Exercise »
Provide only the number of lines in the listing that contain the string "icon".
[Start of Data lines]
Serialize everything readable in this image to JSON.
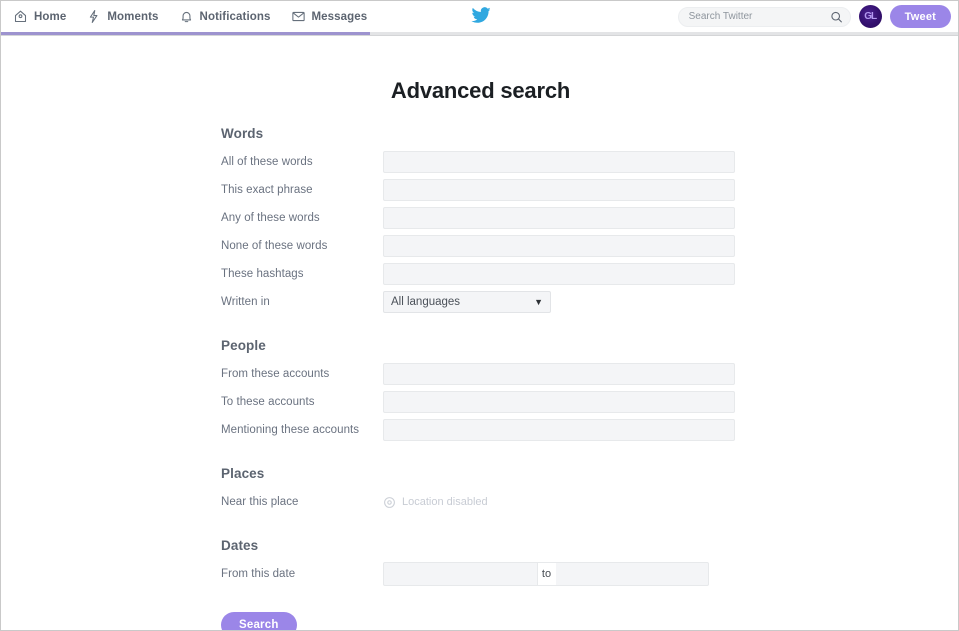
{
  "navbar": {
    "items": [
      {
        "label": "Home",
        "icon": "home-icon"
      },
      {
        "label": "Moments",
        "icon": "lightning-icon"
      },
      {
        "label": "Notifications",
        "icon": "bell-icon"
      },
      {
        "label": "Messages",
        "icon": "envelope-icon"
      }
    ],
    "logo_icon": "twitter-bird-icon",
    "search": {
      "placeholder": "Search Twitter",
      "value": "",
      "icon": "search-icon"
    },
    "avatar": {
      "icon": "user-avatar",
      "initials": "GL"
    },
    "tweet_button": "Tweet"
  },
  "page": {
    "title": "Advanced search"
  },
  "sections": {
    "words": {
      "heading": "Words",
      "fields": [
        {
          "label": "All of these words",
          "value": "",
          "placeholder": ""
        },
        {
          "label": "This exact phrase",
          "value": "",
          "placeholder": ""
        },
        {
          "label": "Any of these words",
          "value": "",
          "placeholder": ""
        },
        {
          "label": "None of these words",
          "value": "",
          "placeholder": ""
        },
        {
          "label": "These hashtags",
          "value": "",
          "placeholder": ""
        }
      ],
      "language": {
        "label": "Written in",
        "selected": "All languages",
        "caret_icon": "chevron-down-icon"
      }
    },
    "people": {
      "heading": "People",
      "fields": [
        {
          "label": "From these accounts",
          "value": "",
          "placeholder": ""
        },
        {
          "label": "To these accounts",
          "value": "",
          "placeholder": ""
        },
        {
          "label": "Mentioning these accounts",
          "value": "",
          "placeholder": ""
        }
      ]
    },
    "places": {
      "heading": "Places",
      "label": "Near this place",
      "status": "Location disabled",
      "icon": "location-pin-icon"
    },
    "dates": {
      "heading": "Dates",
      "label": "From this date",
      "from_value": "",
      "separator": "to",
      "to_value": ""
    }
  },
  "submit": {
    "label": "Search"
  },
  "colors": {
    "accent_purple": "#9b86e8",
    "progress_bar": "#9d93cf",
    "twitter_blue": "#30a8e0",
    "label_gray": "#6a7280",
    "field_bg": "#f4f5f7"
  }
}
[End of Data lines]
Written answer »
9